# Short task:
Gather every line that includes the word "icon", please.

# Provided records:

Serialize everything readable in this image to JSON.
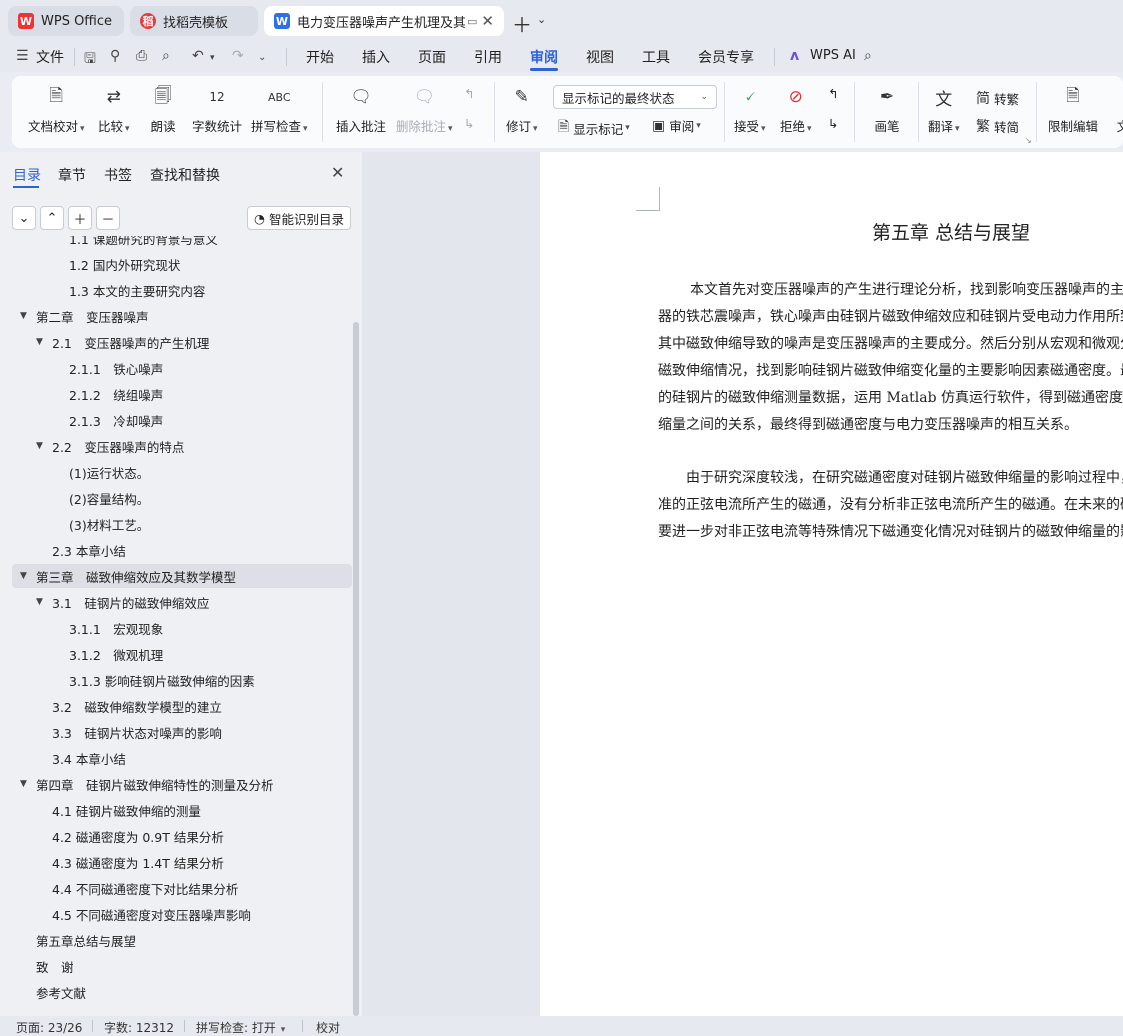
{
  "tabs": [
    {
      "label": "WPS Office",
      "icon": "wps-logo-icon"
    },
    {
      "label": "找稻壳模板",
      "icon": "docer-icon"
    },
    {
      "label": "电力变压器噪声产生机理及其影响因素研究",
      "icon": "writer-icon"
    }
  ],
  "menu": {
    "file": "文件",
    "items": [
      "开始",
      "插入",
      "页面",
      "引用",
      "审阅",
      "视图",
      "工具",
      "会员专享"
    ],
    "active": "审阅",
    "ai": "WPS AI"
  },
  "ribbon": {
    "doc_check": "文档校对",
    "compare": "比较",
    "read_aloud": "朗读",
    "word_count": "字数统计",
    "spell_check": "拼写检查",
    "insert_comment": "插入批注",
    "delete_comment": "删除批注",
    "track_changes": "修订",
    "markup_mode": "显示标记的最终状态",
    "show_markup": "显示标记",
    "review": "审阅",
    "accept": "接受",
    "reject": "拒绝",
    "pen": "画笔",
    "translate": "翻译",
    "to_traditional": "转繁",
    "to_simplified": "转简",
    "restrict_edit": "限制编辑",
    "doc_cut": "文"
  },
  "nav": {
    "tabs": [
      "目录",
      "章节",
      "书签",
      "查找和替换"
    ],
    "smart_toc": "智能识别目录",
    "toc": [
      {
        "text": "1.1 课题研究的背景与意义",
        "level": 2,
        "expand": ""
      },
      {
        "text": "1.2 国内外研究现状",
        "level": 2,
        "expand": ""
      },
      {
        "text": "1.3 本文的主要研究内容",
        "level": 2,
        "expand": ""
      },
      {
        "text": "第二章　变压器噪声",
        "level": 0,
        "expand": "▼"
      },
      {
        "text": "2.1　变压器噪声的产生机理",
        "level": 1,
        "expand": "▼"
      },
      {
        "text": "2.1.1　铁心噪声",
        "level": 2,
        "expand": ""
      },
      {
        "text": "2.1.2　绕组噪声",
        "level": 2,
        "expand": ""
      },
      {
        "text": "2.1.3　冷却噪声",
        "level": 2,
        "expand": ""
      },
      {
        "text": "2.2　变压器噪声的特点",
        "level": 1,
        "expand": "▼"
      },
      {
        "text": "(1)运行状态。",
        "level": 2,
        "expand": ""
      },
      {
        "text": "(2)容量结构。",
        "level": 2,
        "expand": ""
      },
      {
        "text": "(3)材料工艺。",
        "level": 2,
        "expand": ""
      },
      {
        "text": "2.3 本章小结",
        "level": 1,
        "expand": ""
      },
      {
        "text": "第三章　磁致伸缩效应及其数学模型",
        "level": 0,
        "expand": "▼"
      },
      {
        "text": "3.1　硅钢片的磁致伸缩效应",
        "level": 1,
        "expand": "▼"
      },
      {
        "text": "3.1.1　宏观现象",
        "level": 2,
        "expand": ""
      },
      {
        "text": "3.1.2　微观机理",
        "level": 2,
        "expand": ""
      },
      {
        "text": "3.1.3 影响硅钢片磁致伸缩的因素",
        "level": 2,
        "expand": ""
      },
      {
        "text": "3.2　磁致伸缩数学模型的建立",
        "level": 1,
        "expand": ""
      },
      {
        "text": "3.3　硅钢片状态对噪声的影响",
        "level": 1,
        "expand": ""
      },
      {
        "text": "3.4  本章小结",
        "level": 1,
        "expand": ""
      },
      {
        "text": "第四章　硅钢片磁致伸缩特性的测量及分析",
        "level": 0,
        "expand": "▼"
      },
      {
        "text": "4.1  硅钢片磁致伸缩的测量",
        "level": 1,
        "expand": ""
      },
      {
        "text": "4.2  磁通密度为 0.9T 结果分析",
        "level": 1,
        "expand": ""
      },
      {
        "text": "4.3  磁通密度为 1.4T 结果分析",
        "level": 1,
        "expand": ""
      },
      {
        "text": "4.4  不同磁通密度下对比结果分析",
        "level": 1,
        "expand": ""
      },
      {
        "text": "4.5  不同磁通密度对变压器噪声影响",
        "level": 1,
        "expand": ""
      },
      {
        "text": "第五章总结与展望",
        "level": 0,
        "expand": ""
      },
      {
        "text": "致　谢",
        "level": 0,
        "expand": ""
      },
      {
        "text": "参考文献",
        "level": 0,
        "expand": ""
      }
    ],
    "selected_index": 13
  },
  "document": {
    "heading": "第五章  总结与展望",
    "paragraphs": [
      "本文首先对变压器噪声的产生进行理论分析，找到影响变压器噪声的主",
      "器的铁芯震噪声，铁心噪声由硅钢片磁致伸缩效应和硅钢片受电动力作用所致",
      "其中磁致伸缩导致的噪声是变压器噪声的主要成分。然后分别从宏观和微观分",
      "磁致伸缩情况，找到影响硅钢片磁致伸缩变化量的主要影响因素磁通密度。最",
      "的硅钢片的磁致伸缩测量数据，运用 Matlab 仿真运行软件，得到磁通密度与",
      "缩量之间的关系，最终得到磁通密度与电力变压器噪声的相互关系。",
      "由于研究深度较浅，在研究磁通密度对硅钢片磁致伸缩量的影响过程中，",
      "准的正弦电流所产生的磁通，没有分析非正弦电流所产生的磁通。在未来的研",
      "要进一步对非正弦电流等特殊情况下磁通变化情况对硅钢片的磁致伸缩量的影"
    ]
  },
  "status": {
    "page": "页面: 23/26",
    "words": "字数: 12312",
    "spell": "拼写检查: 打开",
    "proof": "校对"
  }
}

# The response:
      "icon": "wps-logo-icon"
      "icon": "docer-icon"
      "icon": "writer-icon"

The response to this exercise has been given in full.